** BEGIN **

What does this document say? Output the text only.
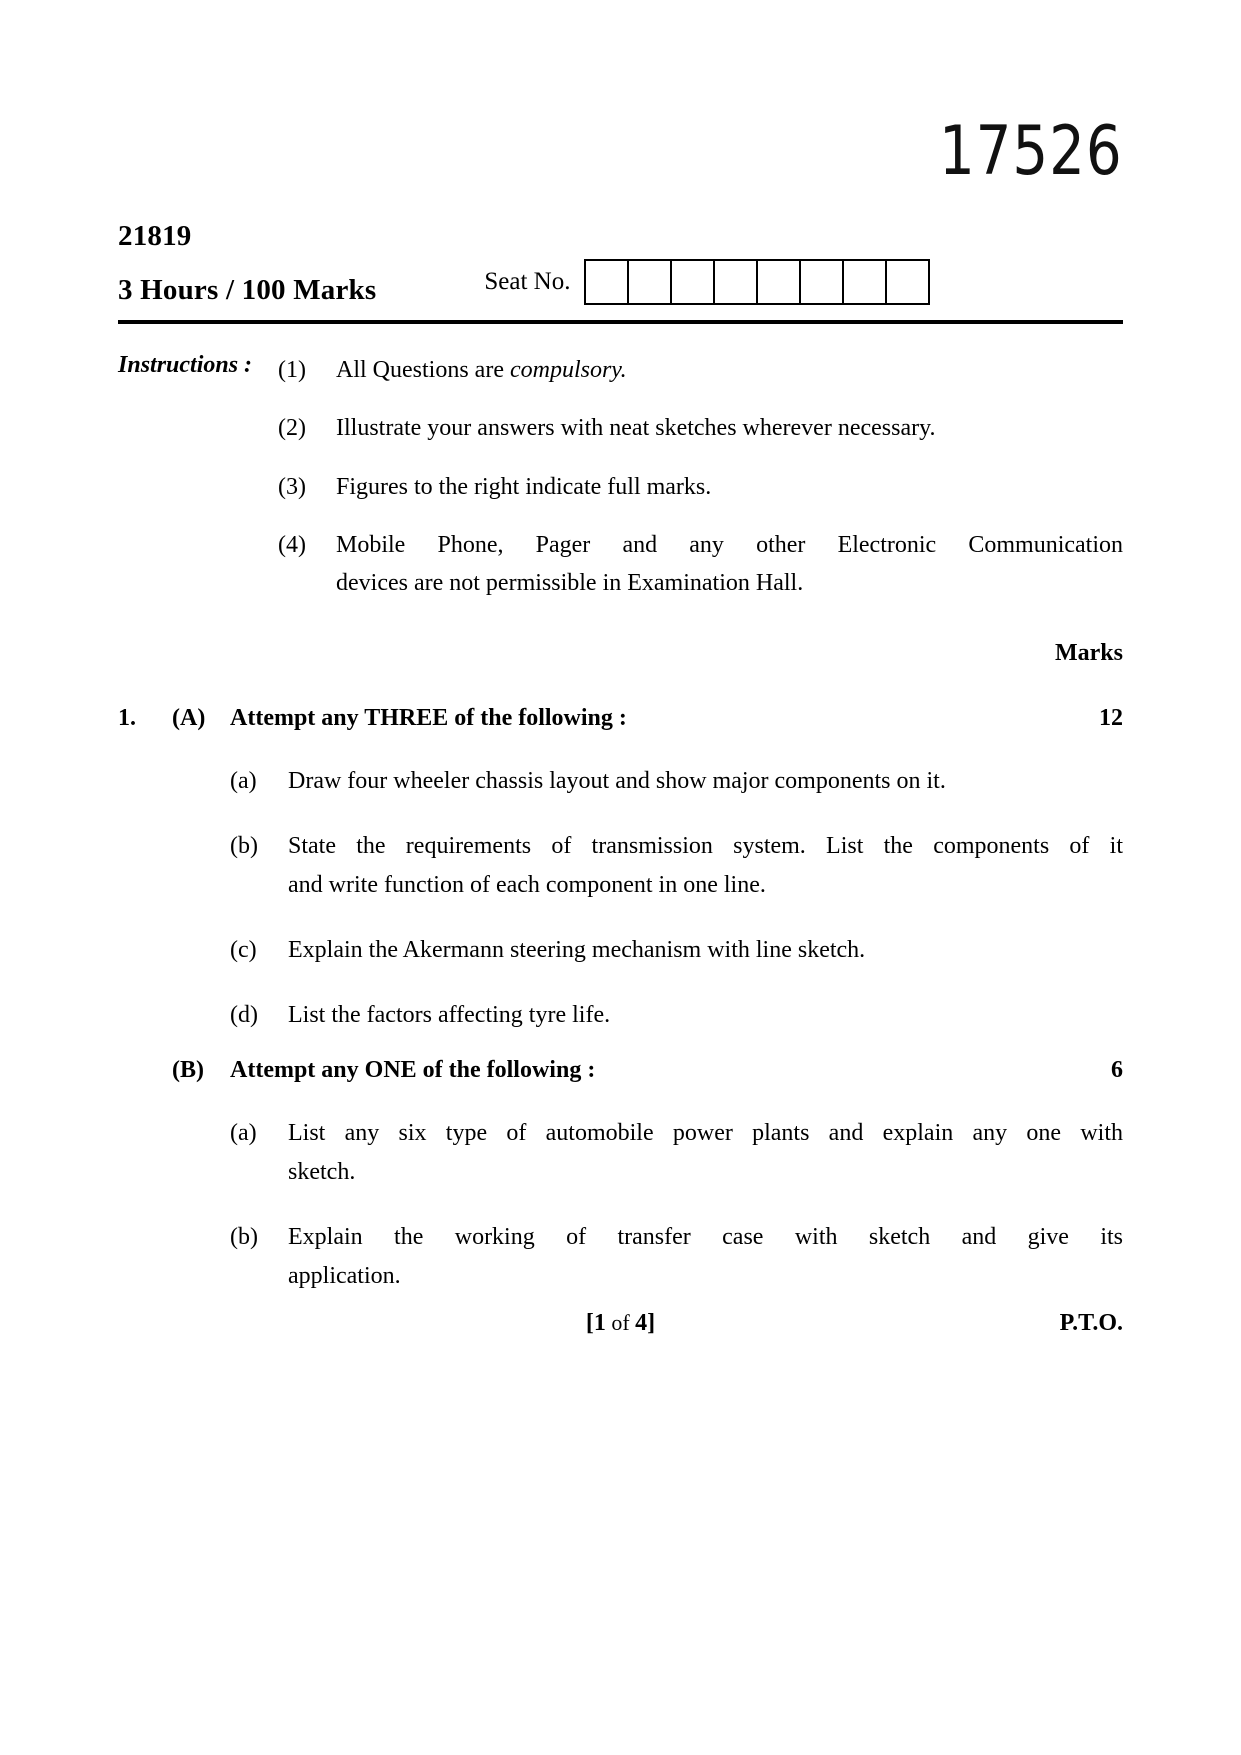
17526
21819
3 Hours / 100 Marks	Seat No.
Instructions : (1)	All Questions are compulsory.
(2)	Illustrate your answers with neat sketches wherever necessary.
(3)	Figures to the right indicate full marks.
(4)	Mobile Phone, Pager and any other Electronic Communication
devices are not permissible in Examination Hall.
Marks
1.	(A)	Attempt any THREE of the following :	12
(a)	Draw four wheeler chassis layout and show major components on it.
(b)	State the requirements of transmission system. List the components of it
and write function of each component in one line.
(c)	Explain the Akermann steering mechanism with line sketch.
(d)	List the factors affecting tyre life.
(B)	Attempt any ONE of the following :	6
(a)	List any six type of automobile power plants and explain any one with
sketch.
(b)	Explain the working of transfer case with sketch and give its
application.
[1 of 4]	P.T.O.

** END **

Leave images out of the retyped records; keep all else exact.

What does this document say? Output the text only.
17526
21819
3 Hours / 100 Marks	Seat No.
Instructions : (1)	All Questions are compulsory.
(2)	Illustrate your answers with neat sketches wherever necessary.
(3)	Figures to the right indicate full marks.
(4)	Mobile Phone, Pager and any other Electronic Communication
devices are not permissible in Examination Hall.
Marks
1.	(A)	Attempt any THREE of the following :	12
(a)	Draw four wheeler chassis layout and show major components on it.
(b)	State the requirements of transmission system. List the components of it
and write function of each component in one line.
(c)	Explain the Akermann steering mechanism with line sketch.
(d)	List the factors affecting tyre life.
(B)	Attempt any ONE of the following :	6
(a)	List any six type of automobile power plants and explain any one with
sketch.
(b)	Explain the working of transfer case with sketch and give its
application.
[1 of 4]	P.T.O.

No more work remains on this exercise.